══ Records

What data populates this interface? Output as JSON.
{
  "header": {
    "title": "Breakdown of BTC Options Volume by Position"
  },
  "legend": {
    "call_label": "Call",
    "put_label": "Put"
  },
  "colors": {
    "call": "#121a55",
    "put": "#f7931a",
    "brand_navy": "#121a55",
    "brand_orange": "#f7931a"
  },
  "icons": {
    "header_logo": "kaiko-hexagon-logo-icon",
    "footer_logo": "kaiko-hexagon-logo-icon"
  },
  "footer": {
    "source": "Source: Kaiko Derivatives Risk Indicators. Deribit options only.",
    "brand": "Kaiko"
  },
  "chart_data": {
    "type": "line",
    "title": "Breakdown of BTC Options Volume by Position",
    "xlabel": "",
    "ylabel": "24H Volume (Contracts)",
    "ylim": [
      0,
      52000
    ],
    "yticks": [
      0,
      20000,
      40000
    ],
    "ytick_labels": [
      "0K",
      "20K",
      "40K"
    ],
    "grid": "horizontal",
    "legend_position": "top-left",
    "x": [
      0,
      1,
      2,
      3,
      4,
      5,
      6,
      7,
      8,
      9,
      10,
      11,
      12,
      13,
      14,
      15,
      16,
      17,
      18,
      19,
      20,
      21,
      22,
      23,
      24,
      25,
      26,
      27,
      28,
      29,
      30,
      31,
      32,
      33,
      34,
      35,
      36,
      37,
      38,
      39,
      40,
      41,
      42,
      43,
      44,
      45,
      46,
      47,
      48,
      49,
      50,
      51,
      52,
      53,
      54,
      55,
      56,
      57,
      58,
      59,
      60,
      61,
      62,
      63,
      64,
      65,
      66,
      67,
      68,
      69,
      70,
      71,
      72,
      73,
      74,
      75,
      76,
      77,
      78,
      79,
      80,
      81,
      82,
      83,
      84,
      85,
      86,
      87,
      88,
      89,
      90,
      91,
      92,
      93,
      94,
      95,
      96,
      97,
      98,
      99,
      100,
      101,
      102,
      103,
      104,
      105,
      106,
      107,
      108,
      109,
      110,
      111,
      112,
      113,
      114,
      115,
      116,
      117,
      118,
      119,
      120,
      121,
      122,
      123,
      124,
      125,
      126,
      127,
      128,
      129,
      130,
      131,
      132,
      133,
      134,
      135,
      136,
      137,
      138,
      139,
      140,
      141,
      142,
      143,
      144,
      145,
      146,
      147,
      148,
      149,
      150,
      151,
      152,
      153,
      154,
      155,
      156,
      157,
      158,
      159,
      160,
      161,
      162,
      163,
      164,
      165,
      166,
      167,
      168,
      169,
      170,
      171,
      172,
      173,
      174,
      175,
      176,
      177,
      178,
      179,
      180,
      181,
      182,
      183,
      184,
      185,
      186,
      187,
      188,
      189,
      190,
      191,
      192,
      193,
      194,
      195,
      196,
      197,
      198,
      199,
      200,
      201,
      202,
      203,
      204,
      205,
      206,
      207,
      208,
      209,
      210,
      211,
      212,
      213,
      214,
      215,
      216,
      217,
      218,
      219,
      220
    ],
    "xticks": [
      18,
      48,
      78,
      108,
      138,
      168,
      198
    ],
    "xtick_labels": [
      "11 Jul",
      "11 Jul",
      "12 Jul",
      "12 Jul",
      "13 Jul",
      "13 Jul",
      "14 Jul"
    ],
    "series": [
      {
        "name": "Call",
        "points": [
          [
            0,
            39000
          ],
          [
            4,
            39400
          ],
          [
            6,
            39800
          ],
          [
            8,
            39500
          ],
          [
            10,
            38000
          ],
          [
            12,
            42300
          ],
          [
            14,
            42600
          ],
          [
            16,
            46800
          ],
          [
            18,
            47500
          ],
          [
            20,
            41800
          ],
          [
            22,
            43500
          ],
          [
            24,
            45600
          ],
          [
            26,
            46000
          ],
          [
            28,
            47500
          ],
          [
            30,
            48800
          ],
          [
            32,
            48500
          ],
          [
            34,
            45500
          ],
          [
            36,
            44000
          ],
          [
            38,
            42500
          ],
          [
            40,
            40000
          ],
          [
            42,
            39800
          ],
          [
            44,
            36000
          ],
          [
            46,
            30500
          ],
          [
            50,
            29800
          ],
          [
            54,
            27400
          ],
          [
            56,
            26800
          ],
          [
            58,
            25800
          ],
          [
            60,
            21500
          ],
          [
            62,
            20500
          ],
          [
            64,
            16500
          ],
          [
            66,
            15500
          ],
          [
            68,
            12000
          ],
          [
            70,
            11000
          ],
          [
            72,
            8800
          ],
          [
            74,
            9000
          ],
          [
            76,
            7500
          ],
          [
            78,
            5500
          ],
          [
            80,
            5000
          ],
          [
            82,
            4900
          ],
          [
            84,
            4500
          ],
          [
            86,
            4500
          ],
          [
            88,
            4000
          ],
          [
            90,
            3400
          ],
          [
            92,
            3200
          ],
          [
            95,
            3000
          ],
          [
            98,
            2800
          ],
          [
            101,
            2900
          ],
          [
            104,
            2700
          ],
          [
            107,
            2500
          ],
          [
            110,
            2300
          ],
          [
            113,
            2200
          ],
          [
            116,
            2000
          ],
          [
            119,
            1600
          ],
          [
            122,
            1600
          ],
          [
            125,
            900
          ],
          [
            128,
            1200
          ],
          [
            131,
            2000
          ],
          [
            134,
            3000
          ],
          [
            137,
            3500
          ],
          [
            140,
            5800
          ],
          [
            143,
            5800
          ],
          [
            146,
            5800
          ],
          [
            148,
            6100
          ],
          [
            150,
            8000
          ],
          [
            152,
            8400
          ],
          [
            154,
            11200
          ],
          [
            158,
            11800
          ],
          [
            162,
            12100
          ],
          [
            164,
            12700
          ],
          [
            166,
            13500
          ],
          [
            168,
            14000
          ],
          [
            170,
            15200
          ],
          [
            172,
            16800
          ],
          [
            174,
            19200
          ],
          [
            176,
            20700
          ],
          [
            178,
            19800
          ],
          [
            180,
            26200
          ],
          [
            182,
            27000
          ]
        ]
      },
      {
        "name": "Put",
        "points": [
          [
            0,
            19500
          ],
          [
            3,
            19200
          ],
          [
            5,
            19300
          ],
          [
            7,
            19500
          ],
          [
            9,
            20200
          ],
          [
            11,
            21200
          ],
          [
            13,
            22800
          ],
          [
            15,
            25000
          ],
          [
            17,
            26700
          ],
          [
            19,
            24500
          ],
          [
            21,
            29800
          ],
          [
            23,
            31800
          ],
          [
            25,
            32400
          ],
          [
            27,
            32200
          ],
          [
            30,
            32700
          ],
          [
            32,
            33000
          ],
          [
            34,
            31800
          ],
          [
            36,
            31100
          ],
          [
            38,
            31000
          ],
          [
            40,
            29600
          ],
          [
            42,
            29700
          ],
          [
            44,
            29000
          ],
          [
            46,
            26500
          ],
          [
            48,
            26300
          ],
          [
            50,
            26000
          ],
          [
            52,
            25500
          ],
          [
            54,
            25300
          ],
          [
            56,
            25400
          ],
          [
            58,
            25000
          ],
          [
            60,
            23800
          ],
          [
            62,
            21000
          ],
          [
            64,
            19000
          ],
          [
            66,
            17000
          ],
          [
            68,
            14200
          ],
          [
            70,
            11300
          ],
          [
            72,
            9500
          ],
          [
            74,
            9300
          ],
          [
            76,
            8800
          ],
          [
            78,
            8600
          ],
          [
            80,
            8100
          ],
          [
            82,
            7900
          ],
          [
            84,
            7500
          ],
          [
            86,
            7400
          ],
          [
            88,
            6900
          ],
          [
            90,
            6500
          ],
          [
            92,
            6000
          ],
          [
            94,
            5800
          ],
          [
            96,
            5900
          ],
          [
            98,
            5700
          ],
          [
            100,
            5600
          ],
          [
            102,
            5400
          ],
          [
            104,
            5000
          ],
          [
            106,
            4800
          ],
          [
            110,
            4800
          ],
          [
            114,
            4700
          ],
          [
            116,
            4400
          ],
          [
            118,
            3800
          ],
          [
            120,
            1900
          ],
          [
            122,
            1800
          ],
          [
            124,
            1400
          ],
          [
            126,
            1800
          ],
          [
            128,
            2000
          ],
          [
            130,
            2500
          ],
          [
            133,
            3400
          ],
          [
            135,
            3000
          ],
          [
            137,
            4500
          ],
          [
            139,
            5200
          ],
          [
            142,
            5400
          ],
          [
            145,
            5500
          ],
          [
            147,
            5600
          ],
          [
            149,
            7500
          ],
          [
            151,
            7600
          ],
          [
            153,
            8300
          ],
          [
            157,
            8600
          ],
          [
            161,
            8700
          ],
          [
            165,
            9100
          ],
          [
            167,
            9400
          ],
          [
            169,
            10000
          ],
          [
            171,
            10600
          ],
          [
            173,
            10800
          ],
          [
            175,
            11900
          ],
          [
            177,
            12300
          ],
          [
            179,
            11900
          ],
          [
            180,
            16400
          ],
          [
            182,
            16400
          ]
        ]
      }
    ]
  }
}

════
══ Records

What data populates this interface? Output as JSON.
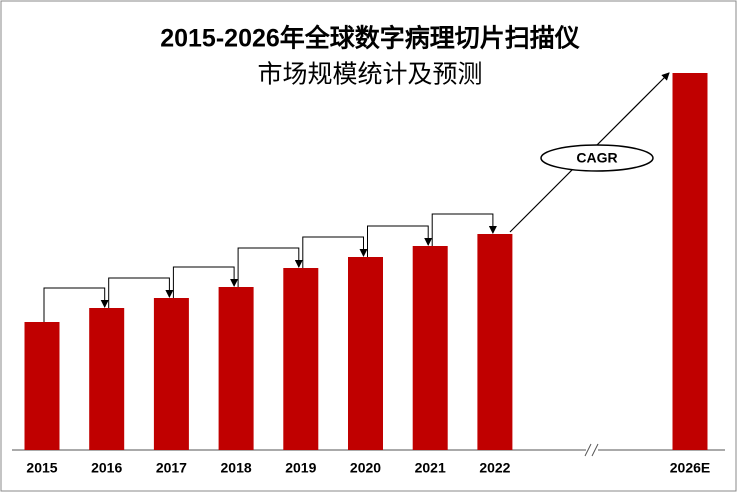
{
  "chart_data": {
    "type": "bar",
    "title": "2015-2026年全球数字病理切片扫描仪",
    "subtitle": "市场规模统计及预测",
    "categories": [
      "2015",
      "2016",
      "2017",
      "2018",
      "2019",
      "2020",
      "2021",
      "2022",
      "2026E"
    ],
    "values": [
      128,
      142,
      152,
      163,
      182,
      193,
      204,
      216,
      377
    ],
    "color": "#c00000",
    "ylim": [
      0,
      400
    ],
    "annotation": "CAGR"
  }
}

════

## Work instructions:
Note how many lines of the material contain the string "hexagon". Then report that number by itself.

## Solution below:
2